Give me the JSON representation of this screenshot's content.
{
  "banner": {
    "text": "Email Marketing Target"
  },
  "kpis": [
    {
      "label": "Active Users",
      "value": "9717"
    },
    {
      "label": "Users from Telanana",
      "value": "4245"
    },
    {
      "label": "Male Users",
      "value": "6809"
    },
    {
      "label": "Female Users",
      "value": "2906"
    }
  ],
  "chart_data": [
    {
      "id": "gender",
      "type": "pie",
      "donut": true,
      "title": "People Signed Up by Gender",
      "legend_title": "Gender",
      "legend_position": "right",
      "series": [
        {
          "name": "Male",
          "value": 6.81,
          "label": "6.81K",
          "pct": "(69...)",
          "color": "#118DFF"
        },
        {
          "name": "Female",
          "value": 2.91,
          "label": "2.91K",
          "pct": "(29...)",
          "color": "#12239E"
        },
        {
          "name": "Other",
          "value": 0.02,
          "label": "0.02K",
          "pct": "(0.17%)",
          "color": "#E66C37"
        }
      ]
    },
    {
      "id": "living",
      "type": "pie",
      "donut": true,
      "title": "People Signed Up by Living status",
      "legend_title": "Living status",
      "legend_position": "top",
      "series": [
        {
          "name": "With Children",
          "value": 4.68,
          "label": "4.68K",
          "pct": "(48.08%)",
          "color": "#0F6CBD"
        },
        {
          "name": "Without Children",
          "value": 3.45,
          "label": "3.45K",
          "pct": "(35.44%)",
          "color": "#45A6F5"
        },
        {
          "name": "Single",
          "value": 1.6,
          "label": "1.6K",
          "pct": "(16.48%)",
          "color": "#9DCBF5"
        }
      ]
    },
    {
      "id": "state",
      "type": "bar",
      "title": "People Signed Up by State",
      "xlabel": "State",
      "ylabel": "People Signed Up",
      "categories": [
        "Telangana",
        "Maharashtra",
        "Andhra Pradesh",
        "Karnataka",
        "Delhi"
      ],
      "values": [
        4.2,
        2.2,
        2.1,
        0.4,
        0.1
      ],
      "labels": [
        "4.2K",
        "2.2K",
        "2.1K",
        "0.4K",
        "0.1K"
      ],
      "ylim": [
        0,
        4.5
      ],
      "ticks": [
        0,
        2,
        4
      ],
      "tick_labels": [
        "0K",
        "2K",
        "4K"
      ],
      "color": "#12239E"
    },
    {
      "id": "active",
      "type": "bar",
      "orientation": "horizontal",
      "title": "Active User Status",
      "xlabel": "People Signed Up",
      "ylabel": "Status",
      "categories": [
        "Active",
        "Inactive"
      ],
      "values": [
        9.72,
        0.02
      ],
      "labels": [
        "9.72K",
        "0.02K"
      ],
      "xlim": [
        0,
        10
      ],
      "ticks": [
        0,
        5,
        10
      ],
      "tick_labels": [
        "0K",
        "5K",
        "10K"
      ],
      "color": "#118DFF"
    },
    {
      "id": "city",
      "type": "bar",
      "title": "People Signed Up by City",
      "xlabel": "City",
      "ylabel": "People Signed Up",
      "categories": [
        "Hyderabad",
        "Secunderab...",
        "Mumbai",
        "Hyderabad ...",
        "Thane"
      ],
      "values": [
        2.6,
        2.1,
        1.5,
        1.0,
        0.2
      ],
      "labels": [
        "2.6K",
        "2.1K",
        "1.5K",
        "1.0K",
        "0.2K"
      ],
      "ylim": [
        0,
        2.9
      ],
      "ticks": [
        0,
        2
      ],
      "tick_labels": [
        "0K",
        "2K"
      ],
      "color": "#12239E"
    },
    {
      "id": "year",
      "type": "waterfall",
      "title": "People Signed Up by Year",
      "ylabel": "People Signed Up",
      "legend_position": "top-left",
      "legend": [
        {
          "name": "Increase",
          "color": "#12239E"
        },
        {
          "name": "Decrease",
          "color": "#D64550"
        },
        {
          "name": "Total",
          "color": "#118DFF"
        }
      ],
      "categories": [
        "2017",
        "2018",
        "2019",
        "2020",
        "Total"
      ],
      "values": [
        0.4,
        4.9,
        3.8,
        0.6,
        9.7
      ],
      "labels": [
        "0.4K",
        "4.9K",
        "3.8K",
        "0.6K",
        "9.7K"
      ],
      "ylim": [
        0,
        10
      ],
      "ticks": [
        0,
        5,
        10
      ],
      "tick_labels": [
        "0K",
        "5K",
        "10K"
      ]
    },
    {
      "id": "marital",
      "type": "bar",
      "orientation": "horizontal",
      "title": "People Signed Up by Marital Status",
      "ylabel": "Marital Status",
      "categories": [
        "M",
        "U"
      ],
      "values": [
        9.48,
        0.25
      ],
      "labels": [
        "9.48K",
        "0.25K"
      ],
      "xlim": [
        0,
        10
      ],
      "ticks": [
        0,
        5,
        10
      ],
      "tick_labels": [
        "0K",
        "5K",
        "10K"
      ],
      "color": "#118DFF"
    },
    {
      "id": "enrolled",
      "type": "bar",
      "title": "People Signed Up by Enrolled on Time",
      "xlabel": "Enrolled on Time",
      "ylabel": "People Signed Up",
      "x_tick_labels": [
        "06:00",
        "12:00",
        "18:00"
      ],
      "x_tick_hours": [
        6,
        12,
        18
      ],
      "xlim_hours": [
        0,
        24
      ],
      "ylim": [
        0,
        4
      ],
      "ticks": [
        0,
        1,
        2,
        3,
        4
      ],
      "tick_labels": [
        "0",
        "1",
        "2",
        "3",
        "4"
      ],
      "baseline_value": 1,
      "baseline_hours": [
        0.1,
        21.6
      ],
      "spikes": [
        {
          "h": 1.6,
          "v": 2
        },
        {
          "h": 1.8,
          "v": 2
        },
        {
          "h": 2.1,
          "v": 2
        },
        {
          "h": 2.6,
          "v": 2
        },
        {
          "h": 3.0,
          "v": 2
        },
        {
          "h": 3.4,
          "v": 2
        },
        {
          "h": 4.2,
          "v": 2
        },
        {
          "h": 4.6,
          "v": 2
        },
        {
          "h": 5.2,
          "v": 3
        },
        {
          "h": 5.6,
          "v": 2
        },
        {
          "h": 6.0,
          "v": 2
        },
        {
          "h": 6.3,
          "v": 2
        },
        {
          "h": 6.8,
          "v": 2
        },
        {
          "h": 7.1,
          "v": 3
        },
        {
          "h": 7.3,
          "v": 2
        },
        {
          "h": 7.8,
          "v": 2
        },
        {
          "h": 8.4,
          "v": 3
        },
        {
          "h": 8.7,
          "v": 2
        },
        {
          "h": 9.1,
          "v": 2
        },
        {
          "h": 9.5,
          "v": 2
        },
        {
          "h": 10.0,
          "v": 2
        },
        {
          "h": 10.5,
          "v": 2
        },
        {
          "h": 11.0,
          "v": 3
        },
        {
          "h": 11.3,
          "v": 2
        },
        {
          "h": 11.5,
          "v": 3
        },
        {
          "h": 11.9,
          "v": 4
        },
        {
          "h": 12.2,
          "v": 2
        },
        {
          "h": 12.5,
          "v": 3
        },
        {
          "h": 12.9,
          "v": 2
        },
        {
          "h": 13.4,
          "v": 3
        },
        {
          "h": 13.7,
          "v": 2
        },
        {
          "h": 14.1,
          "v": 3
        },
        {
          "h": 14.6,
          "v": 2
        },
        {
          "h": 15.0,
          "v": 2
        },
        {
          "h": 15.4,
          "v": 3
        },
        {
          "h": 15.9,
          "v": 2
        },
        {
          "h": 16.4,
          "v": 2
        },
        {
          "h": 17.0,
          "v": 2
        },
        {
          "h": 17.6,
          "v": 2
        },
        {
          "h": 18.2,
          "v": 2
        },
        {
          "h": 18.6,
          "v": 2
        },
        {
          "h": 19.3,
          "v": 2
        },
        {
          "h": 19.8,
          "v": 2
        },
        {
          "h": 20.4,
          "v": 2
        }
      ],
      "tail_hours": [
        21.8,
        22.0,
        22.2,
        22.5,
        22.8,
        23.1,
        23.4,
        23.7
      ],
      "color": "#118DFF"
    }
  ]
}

_ _ _

What to do. State how many lines in the records above contain the word "name", and give only that number.

The response. 9